OBJECTIVE:
Write the material out again exactly.

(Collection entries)
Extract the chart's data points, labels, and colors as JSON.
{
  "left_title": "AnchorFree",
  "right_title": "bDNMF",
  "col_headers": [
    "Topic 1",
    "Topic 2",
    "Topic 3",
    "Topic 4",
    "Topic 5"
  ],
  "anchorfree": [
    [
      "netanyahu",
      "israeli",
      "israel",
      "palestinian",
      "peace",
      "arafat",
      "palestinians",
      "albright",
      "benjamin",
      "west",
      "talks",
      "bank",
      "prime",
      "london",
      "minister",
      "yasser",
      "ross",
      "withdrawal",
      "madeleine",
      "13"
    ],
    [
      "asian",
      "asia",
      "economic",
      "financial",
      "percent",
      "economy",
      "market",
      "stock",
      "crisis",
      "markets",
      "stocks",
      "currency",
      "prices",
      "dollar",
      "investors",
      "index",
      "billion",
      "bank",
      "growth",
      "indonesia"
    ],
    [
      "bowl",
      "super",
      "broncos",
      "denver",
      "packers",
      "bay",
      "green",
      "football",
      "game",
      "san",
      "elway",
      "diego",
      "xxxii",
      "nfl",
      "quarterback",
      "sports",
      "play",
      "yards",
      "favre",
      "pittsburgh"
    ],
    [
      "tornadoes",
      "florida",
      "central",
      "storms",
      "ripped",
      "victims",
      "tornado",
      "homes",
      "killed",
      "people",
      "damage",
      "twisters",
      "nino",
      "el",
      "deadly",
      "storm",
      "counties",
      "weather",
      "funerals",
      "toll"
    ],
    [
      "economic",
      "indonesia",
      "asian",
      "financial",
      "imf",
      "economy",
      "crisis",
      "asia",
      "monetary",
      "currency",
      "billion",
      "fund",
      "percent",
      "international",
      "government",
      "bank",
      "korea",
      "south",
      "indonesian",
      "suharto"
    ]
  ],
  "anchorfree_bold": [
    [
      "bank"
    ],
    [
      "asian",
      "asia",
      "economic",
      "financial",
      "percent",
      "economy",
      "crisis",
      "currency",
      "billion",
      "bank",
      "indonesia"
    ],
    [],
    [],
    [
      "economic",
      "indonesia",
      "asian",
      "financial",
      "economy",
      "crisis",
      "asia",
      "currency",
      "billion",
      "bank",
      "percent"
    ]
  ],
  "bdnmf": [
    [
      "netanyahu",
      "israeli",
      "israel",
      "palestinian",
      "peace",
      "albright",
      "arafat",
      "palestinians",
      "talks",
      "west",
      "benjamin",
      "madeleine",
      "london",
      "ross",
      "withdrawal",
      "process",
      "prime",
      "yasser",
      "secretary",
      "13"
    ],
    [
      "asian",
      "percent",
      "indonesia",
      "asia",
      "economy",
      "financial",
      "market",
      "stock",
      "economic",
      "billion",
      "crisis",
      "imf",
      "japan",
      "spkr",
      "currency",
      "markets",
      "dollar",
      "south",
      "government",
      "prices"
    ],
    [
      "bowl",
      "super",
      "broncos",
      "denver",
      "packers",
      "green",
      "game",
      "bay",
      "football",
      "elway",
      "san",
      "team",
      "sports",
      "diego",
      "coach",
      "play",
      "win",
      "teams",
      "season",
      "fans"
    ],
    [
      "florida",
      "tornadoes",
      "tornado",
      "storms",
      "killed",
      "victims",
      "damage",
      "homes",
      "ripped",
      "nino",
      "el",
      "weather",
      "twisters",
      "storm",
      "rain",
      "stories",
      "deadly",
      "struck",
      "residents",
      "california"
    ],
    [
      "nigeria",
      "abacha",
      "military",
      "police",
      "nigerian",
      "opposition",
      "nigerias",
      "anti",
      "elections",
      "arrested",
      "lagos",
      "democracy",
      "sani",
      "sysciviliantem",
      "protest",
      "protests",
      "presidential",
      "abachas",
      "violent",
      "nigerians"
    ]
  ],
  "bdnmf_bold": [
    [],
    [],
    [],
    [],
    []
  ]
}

SOLUTION TO THIS PROBLEM:
Extract the chart's data points, labels, and colors as JSON.
{
  "left_title": "AnchorFree",
  "right_title": "bDNMF",
  "col_headers": [
    "Topic 1",
    "Topic 2",
    "Topic 3",
    "Topic 4",
    "Topic 5"
  ],
  "anchorfree": [
    [
      "netanyahu",
      "israeli",
      "israel",
      "palestinian",
      "peace",
      "arafat",
      "palestinians",
      "albright",
      "benjamin",
      "west",
      "talks",
      "bank",
      "prime",
      "london",
      "minister",
      "yasser",
      "ross",
      "withdrawal",
      "madeleine",
      "13"
    ],
    [
      "asian",
      "asia",
      "economic",
      "financial",
      "percent",
      "economy",
      "market",
      "stock",
      "crisis",
      "markets",
      "stocks",
      "currency",
      "prices",
      "dollar",
      "investors",
      "index",
      "billion",
      "bank",
      "growth",
      "indonesia"
    ],
    [
      "bowl",
      "super",
      "broncos",
      "denver",
      "packers",
      "bay",
      "green",
      "football",
      "game",
      "san",
      "elway",
      "diego",
      "xxxii",
      "nfl",
      "quarterback",
      "sports",
      "play",
      "yards",
      "favre",
      "pittsburgh"
    ],
    [
      "tornadoes",
      "florida",
      "central",
      "storms",
      "ripped",
      "victims",
      "tornado",
      "homes",
      "killed",
      "people",
      "damage",
      "twisters",
      "nino",
      "el",
      "deadly",
      "storm",
      "counties",
      "weather",
      "funerals",
      "toll"
    ],
    [
      "economic",
      "indonesia",
      "asian",
      "financial",
      "imf",
      "economy",
      "crisis",
      "asia",
      "monetary",
      "currency",
      "billion",
      "fund",
      "percent",
      "international",
      "government",
      "bank",
      "korea",
      "south",
      "indonesian",
      "suharto"
    ]
  ],
  "anchorfree_bold": [
    [
      "bank"
    ],
    [
      "asian",
      "asia",
      "economic",
      "financial",
      "percent",
      "economy",
      "crisis",
      "currency",
      "billion",
      "bank",
      "indonesia"
    ],
    [],
    [],
    [
      "economic",
      "indonesia",
      "asian",
      "financial",
      "economy",
      "crisis",
      "asia",
      "currency",
      "billion",
      "bank",
      "percent"
    ]
  ],
  "bdnmf": [
    [
      "netanyahu",
      "israeli",
      "israel",
      "palestinian",
      "peace",
      "albright",
      "arafat",
      "palestinians",
      "talks",
      "west",
      "benjamin",
      "madeleine",
      "london",
      "ross",
      "withdrawal",
      "process",
      "prime",
      "yasser",
      "secretary",
      "13"
    ],
    [
      "asian",
      "percent",
      "indonesia",
      "asia",
      "economy",
      "financial",
      "market",
      "stock",
      "economic",
      "billion",
      "crisis",
      "imf",
      "japan",
      "spkr",
      "currency",
      "markets",
      "dollar",
      "south",
      "government",
      "prices"
    ],
    [
      "bowl",
      "super",
      "broncos",
      "denver",
      "packers",
      "green",
      "game",
      "bay",
      "football",
      "elway",
      "san",
      "team",
      "sports",
      "diego",
      "coach",
      "play",
      "win",
      "teams",
      "season",
      "fans"
    ],
    [
      "florida",
      "tornadoes",
      "tornado",
      "storms",
      "killed",
      "victims",
      "damage",
      "homes",
      "ripped",
      "nino",
      "el",
      "weather",
      "twisters",
      "storm",
      "rain",
      "stories",
      "deadly",
      "struck",
      "residents",
      "california"
    ],
    [
      "nigeria",
      "abacha",
      "military",
      "police",
      "nigerian",
      "opposition",
      "nigerias",
      "anti",
      "elections",
      "arrested",
      "lagos",
      "democracy",
      "sani",
      "sysciviliantem",
      "protest",
      "protests",
      "presidential",
      "abachas",
      "violent",
      "nigerians"
    ]
  ],
  "bdnmf_bold": [
    [],
    [],
    [],
    [],
    []
  ]
}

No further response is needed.